■ TASK DIRECTIONS
Write out each line exactly as given. Leave the pictures out of your copy.

■ SUPPLIED INFORMATION
/---

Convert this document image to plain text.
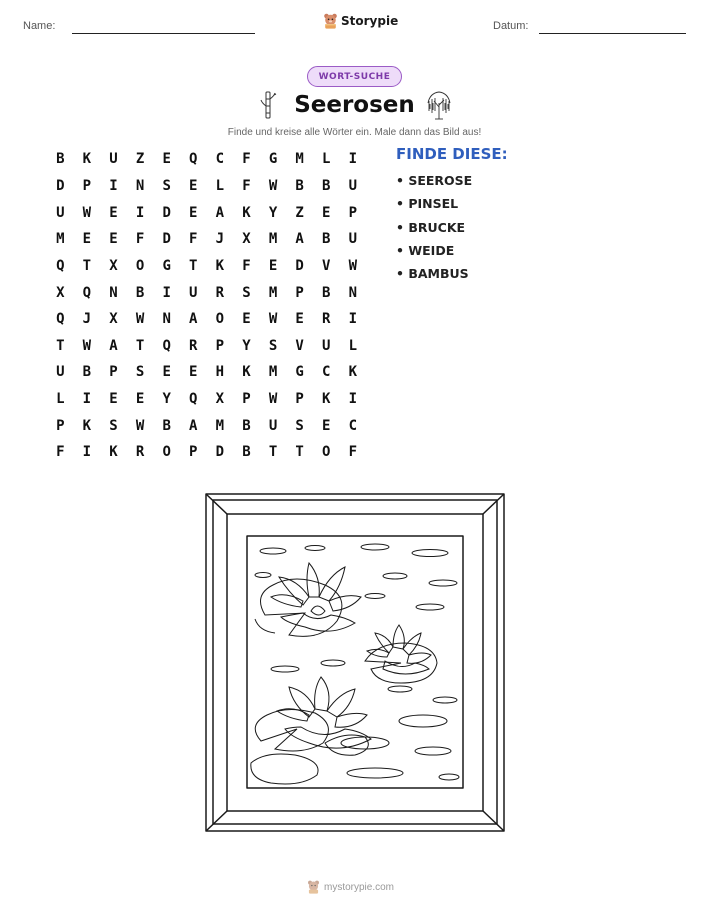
Name:	Storypie	Datum:
WORT-SUCHE
Seerosen
Finde und kreise alle Wörter ein. Male dann das Bild aus!
B	K	U	Z	E	Q	C	F	G	M	L	I
D	P	I	N	S	E	L	F	W	B	B	U
U	W	E	I	D	E	A	K	Y	Z	E	P
M	E	E	F	D	F	J	X	M	A	B	U
Q	T	X	O	G	T	K	F	E	D	V	W
X	Q	N	B	I	U	R	S	M	P	B	N
Q	J	X	W	N	A	O	E	W	E	R	I
T	W	A	T	Q	R	P	Y	S	V	U	L
U	B	P	S	E	E	H	K	M	G	C	K
L	I	E	E	Y	Q	X	P	W	P	K	I
P	K	S	W	B	A	M	B	U	S	E	C
F	I	K	R	O	P	D	B	T	T	O	F
FINDE DIESE:
• SEEROSE
• PINSEL
• BRUCKE
• WEIDE
• BAMBUS
mystorypie.com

\---

■ ANSWER
Convert this document image to plain text.
Name:	Storypie	Datum:
WORT-SUCHE
Seerosen
Finde und kreise alle Wörter ein. Male dann das Bild aus!
B	K	U	Z	E	Q	C	F	G	M	L	I
D	P	I	N	S	E	L	F	W	B	B	U
U	W	E	I	D	E	A	K	Y	Z	E	P
M	E	E	F	D	F	J	X	M	A	B	U
Q	T	X	O	G	T	K	F	E	D	V	W
X	Q	N	B	I	U	R	S	M	P	B	N
Q	J	X	W	N	A	O	E	W	E	R	I
T	W	A	T	Q	R	P	Y	S	V	U	L
U	B	P	S	E	E	H	K	M	G	C	K
L	I	E	E	Y	Q	X	P	W	P	K	I
P	K	S	W	B	A	M	B	U	S	E	C
F	I	K	R	O	P	D	B	T	T	O	F
FINDE DIESE:
• SEEROSE
• PINSEL
• BRUCKE
• WEIDE
• BAMBUS
mystorypie.com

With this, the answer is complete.